Provided data:

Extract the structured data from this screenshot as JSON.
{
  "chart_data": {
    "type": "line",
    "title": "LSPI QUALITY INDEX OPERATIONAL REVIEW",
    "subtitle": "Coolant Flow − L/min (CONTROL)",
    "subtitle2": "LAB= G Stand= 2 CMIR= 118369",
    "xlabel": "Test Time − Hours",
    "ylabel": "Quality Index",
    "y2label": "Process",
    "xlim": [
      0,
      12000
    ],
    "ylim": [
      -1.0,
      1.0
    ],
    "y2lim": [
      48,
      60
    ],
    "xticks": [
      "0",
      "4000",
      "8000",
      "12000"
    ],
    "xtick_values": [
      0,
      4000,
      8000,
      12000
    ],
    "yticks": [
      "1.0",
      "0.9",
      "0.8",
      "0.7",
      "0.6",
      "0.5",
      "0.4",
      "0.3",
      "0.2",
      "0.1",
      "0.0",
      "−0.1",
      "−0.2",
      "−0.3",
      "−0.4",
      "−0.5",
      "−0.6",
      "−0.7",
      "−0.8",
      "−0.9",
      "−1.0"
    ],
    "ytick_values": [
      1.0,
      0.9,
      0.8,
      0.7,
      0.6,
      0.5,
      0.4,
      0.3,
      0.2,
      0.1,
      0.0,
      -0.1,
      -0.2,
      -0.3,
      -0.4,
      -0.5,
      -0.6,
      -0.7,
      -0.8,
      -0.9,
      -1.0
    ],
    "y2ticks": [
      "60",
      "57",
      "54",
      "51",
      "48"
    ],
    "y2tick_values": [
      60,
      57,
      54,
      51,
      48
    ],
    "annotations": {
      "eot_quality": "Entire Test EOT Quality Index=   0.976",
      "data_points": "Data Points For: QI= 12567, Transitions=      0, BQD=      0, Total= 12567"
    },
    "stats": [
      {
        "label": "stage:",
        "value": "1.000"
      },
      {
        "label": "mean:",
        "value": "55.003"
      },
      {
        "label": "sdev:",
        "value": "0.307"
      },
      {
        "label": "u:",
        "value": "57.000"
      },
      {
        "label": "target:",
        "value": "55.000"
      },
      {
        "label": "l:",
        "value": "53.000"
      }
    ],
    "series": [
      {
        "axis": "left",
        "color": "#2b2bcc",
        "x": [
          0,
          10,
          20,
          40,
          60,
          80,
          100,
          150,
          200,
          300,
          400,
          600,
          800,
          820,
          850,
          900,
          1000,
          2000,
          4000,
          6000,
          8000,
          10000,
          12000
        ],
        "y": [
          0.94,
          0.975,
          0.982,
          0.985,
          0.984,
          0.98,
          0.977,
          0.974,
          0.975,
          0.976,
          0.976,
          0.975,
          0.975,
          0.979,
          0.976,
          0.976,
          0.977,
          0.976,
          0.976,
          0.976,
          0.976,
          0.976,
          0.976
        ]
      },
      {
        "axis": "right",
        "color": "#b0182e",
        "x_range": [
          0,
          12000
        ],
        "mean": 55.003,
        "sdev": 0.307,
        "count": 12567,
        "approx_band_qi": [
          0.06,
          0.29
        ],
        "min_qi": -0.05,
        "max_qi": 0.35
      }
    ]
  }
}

Exercise: Pull out all lines of the data with the string "Test".

Result below:
    "xlabel": "Test Time − Hours",
      "eot_quality": "Entire Test EOT Quality Index=   0.976",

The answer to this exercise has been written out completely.